**To be done**
State how many lines of the entries hold the string "Noise", and nothing more.
=== Extracted material ===
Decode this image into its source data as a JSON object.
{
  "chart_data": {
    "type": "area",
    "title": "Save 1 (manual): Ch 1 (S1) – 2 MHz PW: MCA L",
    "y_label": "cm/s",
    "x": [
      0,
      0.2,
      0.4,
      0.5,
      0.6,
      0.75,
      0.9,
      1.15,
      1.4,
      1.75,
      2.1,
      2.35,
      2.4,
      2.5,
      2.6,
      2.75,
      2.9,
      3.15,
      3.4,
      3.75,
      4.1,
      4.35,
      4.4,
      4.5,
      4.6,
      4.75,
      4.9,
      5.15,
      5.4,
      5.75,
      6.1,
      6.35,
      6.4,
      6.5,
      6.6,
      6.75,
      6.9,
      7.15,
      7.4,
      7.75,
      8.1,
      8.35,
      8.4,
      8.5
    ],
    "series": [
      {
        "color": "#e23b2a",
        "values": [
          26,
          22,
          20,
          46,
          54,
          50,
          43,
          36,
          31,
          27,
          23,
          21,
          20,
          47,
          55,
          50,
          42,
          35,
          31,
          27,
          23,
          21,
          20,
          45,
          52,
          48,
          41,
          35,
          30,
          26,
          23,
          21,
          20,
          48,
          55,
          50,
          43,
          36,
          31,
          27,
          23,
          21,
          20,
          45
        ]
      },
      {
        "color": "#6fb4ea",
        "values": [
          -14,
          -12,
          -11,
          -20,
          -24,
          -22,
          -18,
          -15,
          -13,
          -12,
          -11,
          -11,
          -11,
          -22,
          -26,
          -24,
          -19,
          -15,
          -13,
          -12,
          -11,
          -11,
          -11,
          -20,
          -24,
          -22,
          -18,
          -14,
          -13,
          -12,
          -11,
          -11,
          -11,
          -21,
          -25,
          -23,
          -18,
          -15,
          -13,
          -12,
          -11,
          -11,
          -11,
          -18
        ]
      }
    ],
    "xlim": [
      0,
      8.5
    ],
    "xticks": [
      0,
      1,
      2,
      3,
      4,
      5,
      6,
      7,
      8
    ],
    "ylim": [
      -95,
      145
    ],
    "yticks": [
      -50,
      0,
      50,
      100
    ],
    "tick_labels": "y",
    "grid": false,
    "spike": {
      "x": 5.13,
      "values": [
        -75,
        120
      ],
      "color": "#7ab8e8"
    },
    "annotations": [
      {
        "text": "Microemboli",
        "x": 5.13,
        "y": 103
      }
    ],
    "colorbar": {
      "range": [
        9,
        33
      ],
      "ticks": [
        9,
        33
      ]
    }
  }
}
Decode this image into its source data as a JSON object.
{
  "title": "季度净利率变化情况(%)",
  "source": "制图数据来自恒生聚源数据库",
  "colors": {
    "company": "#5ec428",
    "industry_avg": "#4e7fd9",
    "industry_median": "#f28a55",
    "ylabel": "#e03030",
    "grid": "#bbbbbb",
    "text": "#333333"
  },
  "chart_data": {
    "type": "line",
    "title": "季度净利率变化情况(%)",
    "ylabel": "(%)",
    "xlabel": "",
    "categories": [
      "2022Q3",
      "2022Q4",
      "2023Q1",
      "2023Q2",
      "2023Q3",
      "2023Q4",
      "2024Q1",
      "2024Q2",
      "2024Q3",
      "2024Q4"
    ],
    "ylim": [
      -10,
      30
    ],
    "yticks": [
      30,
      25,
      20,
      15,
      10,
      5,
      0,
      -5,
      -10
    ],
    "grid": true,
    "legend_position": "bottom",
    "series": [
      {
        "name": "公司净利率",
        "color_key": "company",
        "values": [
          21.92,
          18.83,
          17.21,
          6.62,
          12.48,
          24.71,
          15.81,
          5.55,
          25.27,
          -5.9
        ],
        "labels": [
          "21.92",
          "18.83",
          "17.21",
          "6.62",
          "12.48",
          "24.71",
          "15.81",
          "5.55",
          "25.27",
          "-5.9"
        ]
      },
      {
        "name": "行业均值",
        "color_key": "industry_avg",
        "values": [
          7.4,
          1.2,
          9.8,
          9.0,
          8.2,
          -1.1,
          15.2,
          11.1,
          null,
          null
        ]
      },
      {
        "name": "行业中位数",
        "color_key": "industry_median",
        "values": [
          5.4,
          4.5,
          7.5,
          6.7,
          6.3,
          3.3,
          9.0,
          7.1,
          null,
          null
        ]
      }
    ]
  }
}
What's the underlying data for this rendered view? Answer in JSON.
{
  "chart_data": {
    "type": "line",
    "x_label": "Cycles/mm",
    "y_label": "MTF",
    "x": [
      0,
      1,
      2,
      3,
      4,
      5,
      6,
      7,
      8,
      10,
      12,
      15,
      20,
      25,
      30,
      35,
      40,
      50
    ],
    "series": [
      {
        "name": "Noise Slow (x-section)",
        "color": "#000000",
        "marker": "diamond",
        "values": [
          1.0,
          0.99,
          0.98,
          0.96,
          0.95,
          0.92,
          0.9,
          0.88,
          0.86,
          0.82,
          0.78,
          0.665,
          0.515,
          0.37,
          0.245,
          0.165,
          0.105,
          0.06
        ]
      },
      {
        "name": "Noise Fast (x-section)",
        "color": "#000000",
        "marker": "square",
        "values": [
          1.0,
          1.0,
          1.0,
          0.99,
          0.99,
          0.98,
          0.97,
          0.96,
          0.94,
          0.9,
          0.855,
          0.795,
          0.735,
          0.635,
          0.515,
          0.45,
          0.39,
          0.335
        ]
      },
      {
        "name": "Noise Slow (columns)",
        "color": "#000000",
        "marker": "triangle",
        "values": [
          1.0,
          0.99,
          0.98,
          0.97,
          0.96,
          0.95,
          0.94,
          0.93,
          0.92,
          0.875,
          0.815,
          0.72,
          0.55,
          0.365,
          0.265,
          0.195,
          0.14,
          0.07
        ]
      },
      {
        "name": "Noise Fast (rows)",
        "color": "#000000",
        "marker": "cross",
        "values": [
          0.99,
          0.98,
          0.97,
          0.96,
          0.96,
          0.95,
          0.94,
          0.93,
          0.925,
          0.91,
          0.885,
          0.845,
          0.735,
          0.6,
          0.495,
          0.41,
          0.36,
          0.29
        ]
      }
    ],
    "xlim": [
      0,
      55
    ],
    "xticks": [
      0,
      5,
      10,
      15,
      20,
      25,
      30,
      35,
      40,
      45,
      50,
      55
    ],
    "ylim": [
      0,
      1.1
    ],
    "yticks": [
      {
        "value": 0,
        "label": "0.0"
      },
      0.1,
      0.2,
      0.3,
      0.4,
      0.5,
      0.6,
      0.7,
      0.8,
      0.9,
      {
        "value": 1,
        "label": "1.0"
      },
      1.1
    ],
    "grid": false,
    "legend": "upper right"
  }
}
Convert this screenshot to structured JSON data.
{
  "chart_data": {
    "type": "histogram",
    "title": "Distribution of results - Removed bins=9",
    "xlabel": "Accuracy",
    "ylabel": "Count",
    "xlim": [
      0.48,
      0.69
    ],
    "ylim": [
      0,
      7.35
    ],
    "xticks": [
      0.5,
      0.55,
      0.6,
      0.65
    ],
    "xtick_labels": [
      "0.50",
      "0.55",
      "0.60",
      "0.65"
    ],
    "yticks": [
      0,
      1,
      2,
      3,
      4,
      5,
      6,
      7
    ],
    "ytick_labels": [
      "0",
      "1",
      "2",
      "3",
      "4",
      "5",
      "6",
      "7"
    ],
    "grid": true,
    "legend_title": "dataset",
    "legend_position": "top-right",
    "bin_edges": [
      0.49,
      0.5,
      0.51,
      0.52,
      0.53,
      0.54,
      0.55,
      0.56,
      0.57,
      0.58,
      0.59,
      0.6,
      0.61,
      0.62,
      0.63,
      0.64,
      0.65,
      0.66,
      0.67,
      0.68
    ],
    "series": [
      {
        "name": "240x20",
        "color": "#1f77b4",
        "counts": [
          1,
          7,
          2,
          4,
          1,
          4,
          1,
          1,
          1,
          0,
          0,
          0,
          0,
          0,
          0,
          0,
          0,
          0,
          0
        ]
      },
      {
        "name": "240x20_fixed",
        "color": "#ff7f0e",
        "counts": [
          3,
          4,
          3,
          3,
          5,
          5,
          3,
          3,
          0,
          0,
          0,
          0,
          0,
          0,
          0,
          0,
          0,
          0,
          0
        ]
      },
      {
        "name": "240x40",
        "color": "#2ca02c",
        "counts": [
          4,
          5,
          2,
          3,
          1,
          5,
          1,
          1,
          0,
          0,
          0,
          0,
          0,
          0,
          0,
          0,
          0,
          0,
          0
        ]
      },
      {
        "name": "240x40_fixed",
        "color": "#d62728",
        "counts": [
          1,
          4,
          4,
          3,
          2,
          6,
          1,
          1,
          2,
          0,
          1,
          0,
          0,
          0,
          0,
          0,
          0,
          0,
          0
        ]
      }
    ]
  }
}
===
**Full response**
4